**To be done**. Check each line of the entries below for the string "wiele"; copy every line where it appears.

Records from a dataset
----
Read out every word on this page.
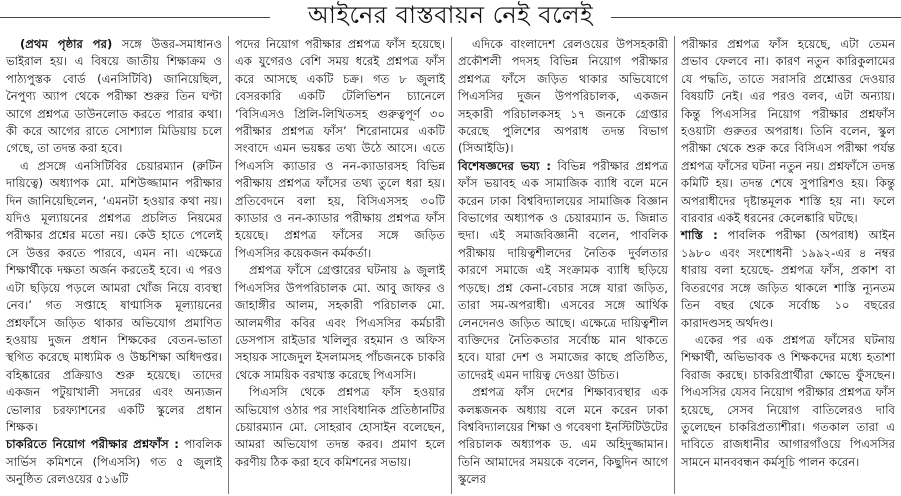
আইনের বাস্তবায়ন নেই বলেই

(প্রথম পৃষ্ঠার পর) সঙ্গে উত্তর-সমাধানও ভাইরাল হয়। এ বিষয়ে জাতীয় শিক্ষাক্রম ও পাঠ্যপুস্তক বোর্ড (এনসিটিবি) জানিয়েছিল, নৈপুণ্য অ্যাপ থেকে পরীক্ষা শুরুর তিন ঘণ্টা আগে প্রশ্নপত্র ডাউনলোড করতে পারার কথা। কী করে আগের রাতে সোশ্যাল মিডিয়ায় চলে গেছে, তা তদন্ত করা হবে।

এ প্রসঙ্গে এনসিটিবির চেয়ারম্যান (রুটিন দায়িত্বে) অধ্যাপক মো. মশিউজ্জামান পরীক্ষার দিন জানিয়েছিলেন, ‘এমনটা হওয়ার কথা নয়। যদিও মূল্যায়নের প্রশ্নপত্র প্রচলিত নিয়মের পরীক্ষার প্রশ্নের মতো নয়। কেউ হাতে পেলেই সে উত্তর করতে পারবে, এমন না। এক্ষেত্রে শিক্ষার্থীকে দক্ষতা অর্জন করতেই হবে। এ পরও এটা ছড়িয়ে পড়লে আমরা খোঁজ নিয়ে ব্যবস্থা নেব।’ গত সপ্তাহে ষাণ্মাসিক মূল্যায়নের প্রশ্নফাঁসে জড়িত থাকার অভিযোগ প্রমাণিত হওয়ায় দুজন প্রধান শিক্ষকের বেতন-ভাতা স্থগিত করেছে মাধ্যমিক ও উচ্চশিক্ষা অধিদপ্তর। বহিষ্কারের প্রক্রিয়াও শুরু হয়েছে। তাদের একজন পটুয়াখালী সদরের এবং অন্যজন ভোলার চরফ্যাশনের একটি স্কুলের প্রধান শিক্ষক।

চাকরিতে নিয়োগ পরীক্ষার প্রশ্নফাঁস : পাবলিক সার্ভিস কমিশনে (পিএসসি) গত ৫ জুলাই অনুষ্ঠিত রেলওয়ের ৫১৬টি

পদের নিয়োগ পরীক্ষার প্রশ্নপত্র ফাঁস হয়েছে। এক যুগেরও বেশি সময় ধরেই প্রশ্নপত্র ফাঁস করে আসছে একটি চক্র। গত ৮ জুলাই বেসরকারি একটি টেলিভিশন চ্যানেলে ‘বিসিএসও প্রিলি-লিখিতসহ গুরুত্বপূর্ণ ৩০ পরীক্ষার প্রশ্নপত্র ফাঁস’ শিরোনামের একটি সংবাদে এমন ভয়ঙ্কর তথ্য উঠে আসে। এতে পিএসসি ক্যাডার ও নন-ক্যাডারসহ বিভিন্ন পরীক্ষায় প্রশ্নপত্র ফাঁসের তথ্য তুলে ধরা হয়। প্রতিবেদনে বলা হয়, বিসিএসসহ ৩০টি ক্যাডার ও নন-ক্যাডার পরীক্ষায় প্রশ্নপত্র ফাঁস হয়েছে। প্রশ্নপত্র ফাঁসের সঙ্গে জড়িত পিএসসির কয়েকজন কর্মকর্তা।

প্রশ্নপত্র ফাঁসে গ্রেপ্তারের ঘটনায় ৯ জুলাই পিএসসির উপপরিচালক মো. আবু জাফর ও জাহাঙ্গীর আলম, সহকারী পরিচালক মো. আলমগীর কবির এবং পিএসসির কর্মচারী ডেসপাস রাইডার খলিলুর রহমান ও অফিস সহায়ক সাজেদুল ইসলামসহ পাঁচজনকে চাকরি থেকে সাময়িক বরখাস্ত করেছে পিএসসি।

পিএসসি থেকে প্রশ্নপত্র ফাঁস হওয়ার অভিযোগ ওঠার পর সাংবিধানিক প্রতিষ্ঠানটির চেয়ারম্যান মো. সোহরাব হোসাইন বলেছেন, আমরা অভিযোগ তদন্ত করব। প্রমাণ হলে করণীয় ঠিক করা হবে কমিশনের সভায়।

এদিকে বাংলাদেশ রেলওয়ের উপসহকারী প্রকৌশলী পদসহ বিভিন্ন নিয়োগ পরীক্ষার প্রশ্নপত্র ফাঁসে জড়িত থাকার অভিযোগে পিএসসির দুজন উপপরিচালক, একজন সহকারী পরিচালকসহ ১৭ জনকে গ্রেপ্তার করেছে পুলিশের অপরাধ তদন্ত বিভাগ (সিআইডি)।

বিশেষজ্ঞদের ভয্য : বিভিন্ন পরীক্ষার প্রশ্নপত্র ফাঁস ভয়াবহ এক সামাজিক ব্যাধি বলে মনে করেন ঢাকা বিশ্ববিদ্যালয়ের সামাজিক বিজ্ঞান বিভাগের অধ্যাপক ও চেয়ারম্যান ড. জিন্নাত হুদা। এই সমাজবিজ্ঞানী বলেন, পাবলিক পরীক্ষায় দায়িত্বশীলদের নৈতিক দুর্বলতার কারণে সমাজে এই সংক্রামক ব্যাধি ছড়িয়ে পড়ছে। প্রশ্ন কেনা-বেচার সঙ্গে যারা জড়িত, তারা সম-অপরাধী। এসবের সঙ্গে আর্থিক লেনদেনও জড়িত আছে। এক্ষেত্রে দায়িত্বশীল ব্যক্তিদের নৈতিকতার সর্বোচ্চ মান থাকতে হবে। যারা দেশ ও সমাজের কাছে প্রতিষ্ঠিত, তাদেরই এমন দায়িত্ব দেওয়া উচিত।

প্রশ্নপত্র ফাঁস দেশের শিক্ষাব্যবস্থার এক কলঙ্কজনক অধ্যায় বলে মনে করেন ঢাকা বিশ্ববিদ্যালয়ের শিক্ষা ও গবেষণা ইনস্টিটিউটের পরিচালক অধ্যাপক ড. এম অহিদুজ্জামান। তিনি আমাদের সময়কে বলেন, কিছুদিন আগে স্কুলের

পরীক্ষার প্রশ্নপত্র ফাঁস হয়েছে, এটা তেমন প্রভাব ফেলবে না। কারণ নতুন কারিকুলামের যে পদ্ধতি, তাতে সরাসরি প্রশ্নোত্তর দেওয়ার বিষয়টি নেই। এর পরও বলব, এটা অন্যায়। কিন্তু পিএসসির নিয়োগ পরীক্ষার প্রশ্নফাঁস হওয়াটা গুরুতর অপরাধ। তিনি বলেন, স্কুল পরীক্ষা থেকে শুরু করে বিসিএস পরীক্ষা পর্যন্ত প্রশ্নপত্র ফাঁসের ঘটনা নতুন নয়। প্রশ্নফাঁসে তদন্ত কমিটি হয়। তদন্ত শেষে সুপারিশও হয়। কিন্তু অপরাধীদের দৃষ্টান্তমূলক শাস্তি হয় না। ফলে বারবার একই ধরনের কেলেঙ্কারি ঘটছে।

শাস্তি : পাবলিক পরীক্ষা (অপরাধ) আইন ১৯৮০ এবং সংশোধনী ১৯৯২-এর ৪ নম্বর ধারায় বলা হয়েছে- প্রশ্নপত্র ফাঁস, প্রকাশ বা বিতরণের সঙ্গে জড়িত থাকলে শাস্তি ন্যূনতম তিন বছর থেকে সর্বোচ্চ ১০ বছরের কারাদণ্ডসহ অর্থদণ্ড।

একের পর এক প্রশ্নপত্র ফাঁসের ঘটনায় শিক্ষার্থী, অভিভাবক ও শিক্ষকদের মধ্যে হতাশা বিরাজ করছে। চাকরিপ্রার্থীরা ক্ষোভে ফুঁসছেন। পিএসসির যেসব নিয়োগ পরীক্ষার প্রশ্নপত্র ফাঁস হয়েছে, সেসব নিয়োগ বাতিলেরও দাবি তুলেছেন চাকরিপ্রত্যাশীরা। গতকাল তারা এ দাবিতে রাজধানীর আগারগাঁওয়ে পিএসসির সামনে মানববন্ধন কর্মসূচি পালন করেন।
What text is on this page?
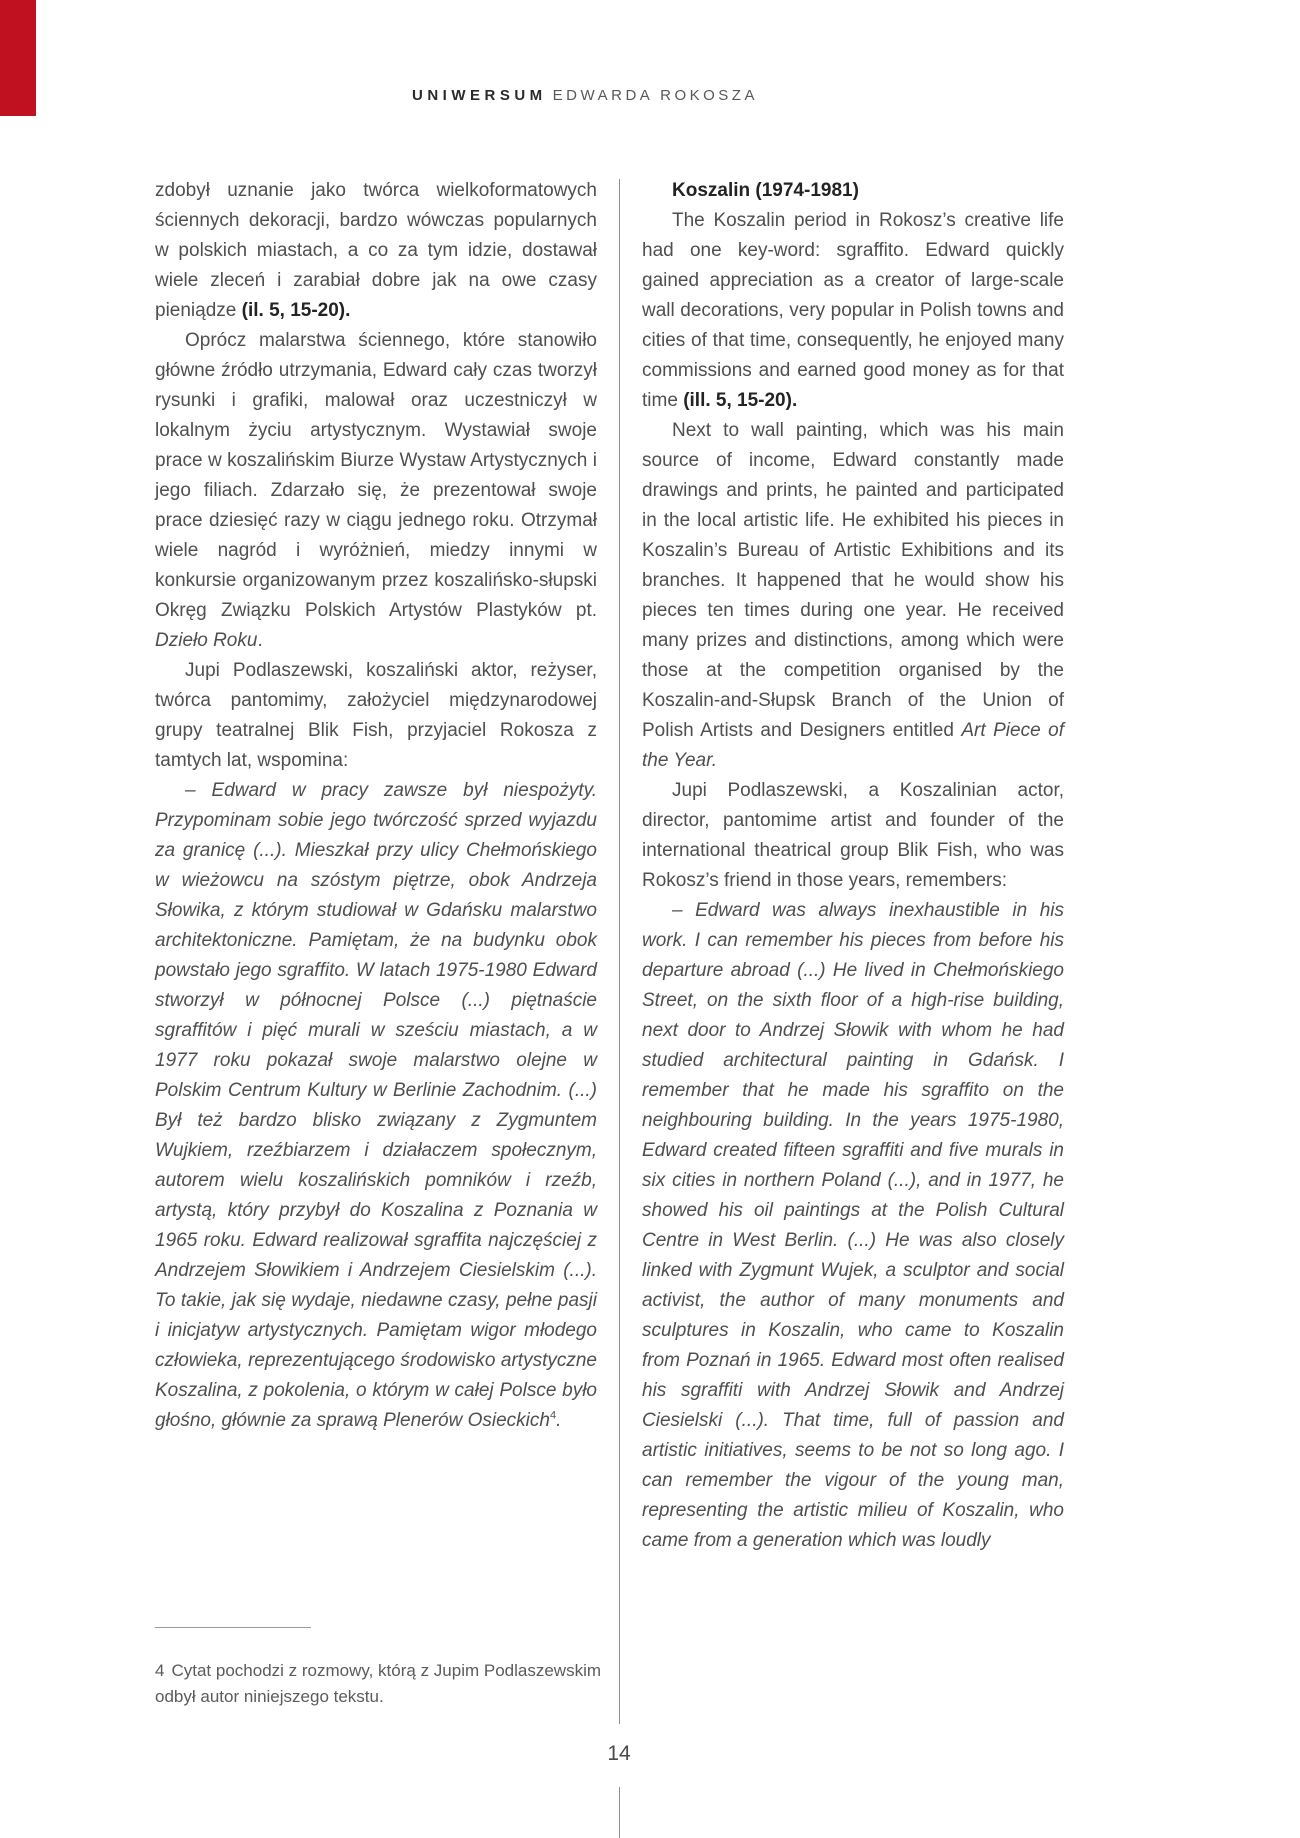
UNIWERSUM EDWARDA ROKOSZA

zdobył uznanie jako twórca wielkoformatowych ściennych dekoracji, bardzo wówczas popularnych w polskich miastach, a co za tym idzie, dostawał wiele zleceń i zarabiał dobre jak na owe czasy pieniądze (il. 5, 15-20).

Oprócz malarstwa ściennego, które stanowiło główne źródło utrzymania, Edward cały czas tworzył rysunki i grafiki, malował oraz uczestniczył w lokalnym życiu artystycznym. Wystawiał swoje prace w koszalińskim Biurze Wystaw Artystycznych i jego filiach. Zdarzało się, że prezentował swoje prace dziesięć razy w ciągu jednego roku. Otrzymał wiele nagród i wyróżnień, miedzy innymi w konkursie organizowanym przez koszalińsko-słupski Okręg Związku Polskich Artystów Plastyków pt. Dzieło Roku.

Jupi Podlaszewski, koszaliński aktor, reżyser, twórca pantomimy, założyciel międzynarodowej grupy teatralnej Blik Fish, przyjaciel Rokosza z tamtych lat, wspomina:

– Edward w pracy zawsze był niespożyty. Przypominam sobie jego twórczość sprzed wyjazdu za granicę (...). Mieszkał przy ulicy Chełmońskiego w wieżowcu na szóstym piętrze, obok Andrzeja Słowika, z którym studiował w Gdańsku malarstwo architektoniczne. Pamiętam, że na budynku obok powstało jego sgraffito. W latach 1975-1980 Edward stworzył w północnej Polsce (...) piętnaście sgraffitów i pięć murali w sześciu miastach, a w 1977 roku pokazał swoje malarstwo olejne w Polskim Centrum Kultury w Berlinie Zachodnim. (...) Był też bardzo blisko związany z Zygmuntem Wujkiem, rzeźbiarzem i działaczem społecznym, autorem wielu koszalińskich pomników i rzeźb, artystą, który przybył do Koszalina z Poznania w 1965 roku. Edward realizował sgraffita najczęściej z Andrzejem Słowikiem i Andrzejem Ciesielskim (...). To takie, jak się wydaje, niedawne czasy, pełne pasji i inicjatyw artystycznych. Pamiętam wigor młodego człowieka, reprezentującego środowisko artystyczne Koszalina, z pokolenia, o którym w całej Polsce było głośno, głównie za sprawą Plenerów Osieckich$^4$.

Koszalin (1974-1981)

The Koszalin period in Rokosz’s creative life had one key-word: sgraffito. Edward quickly gained appreciation as a creator of large-scale wall decorations, very popular in Polish towns and cities of that time, consequently, he enjoyed many commissions and earned good money as for that time (ill. 5, 15-20).

Next to wall painting, which was his main source of income, Edward constantly made drawings and prints, he painted and participated in the local artistic life. He exhibited his pieces in Koszalin’s Bureau of Artistic Exhibitions and its branches. It happened that he would show his pieces ten times during one year. He received many prizes and distinctions, among which were those at the competition organised by the Koszalin-and-Słupsk Branch of the Union of Polish Artists and Designers entitled Art Piece of the Year.

Jupi Podlaszewski, a Koszalinian actor, director, pantomime artist and founder of the international theatrical group Blik Fish, who was Rokosz’s friend in those years, remembers:

– Edward was always inexhaustible in his work. I can remember his pieces from before his departure abroad (...) He lived in Chełmońskiego Street, on the sixth floor of a high-rise building, next door to Andrzej Słowik with whom he had studied architectural painting in Gdańsk. I remember that he made his sgraffito on the neighbouring building. In the years 1975-1980, Edward created fifteen sgraffiti and five murals in six cities in northern Poland (...), and in 1977, he showed his oil paintings at the Polish Cultural Centre in West Berlin. (...) He was also closely linked with Zygmunt Wujek, a sculptor and social activist, the author of many monuments and sculptures in Koszalin, who came to Koszalin from Poznań in 1965. Edward most often realised his sgraffiti with Andrzej Słowik and Andrzej Ciesielski (...). That time, full of passion and artistic initiatives, seems to be not so long ago. I can remember the vigour of the young man, representing the artistic milieu of Koszalin, who came from a generation which was loudly

4 Cytat pochodzi z rozmowy, którą z Jupim Podlaszewskim odbył autor niniejszego tekstu.

14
----
**Written response**.
zdobył uznanie jako twórca wielkoformatowych ściennych dekoracji, bardzo wówczas popularnych w polskich miastach, a co za tym idzie, dostawał wiele zleceń i zarabiał dobre jak na owe czasy pieniądze (il. 5, 15-20).
Oprócz malarstwa ściennego, które stanowiło główne źródło utrzymania, Edward cały czas tworzył rysunki i grafiki, malował oraz uczestniczył w lokalnym życiu artystycznym. Wystawiał swoje prace w koszalińskim Biurze Wystaw Artystycznych i jego filiach. Zdarzało się, że prezentował swoje prace dziesięć razy w ciągu jednego roku. Otrzymał wiele nagród i wyróżnień, miedzy innymi w konkursie organizowanym przez koszalińsko-słupski Okręg Związku Polskich Artystów Plastyków pt. Dzieło Roku.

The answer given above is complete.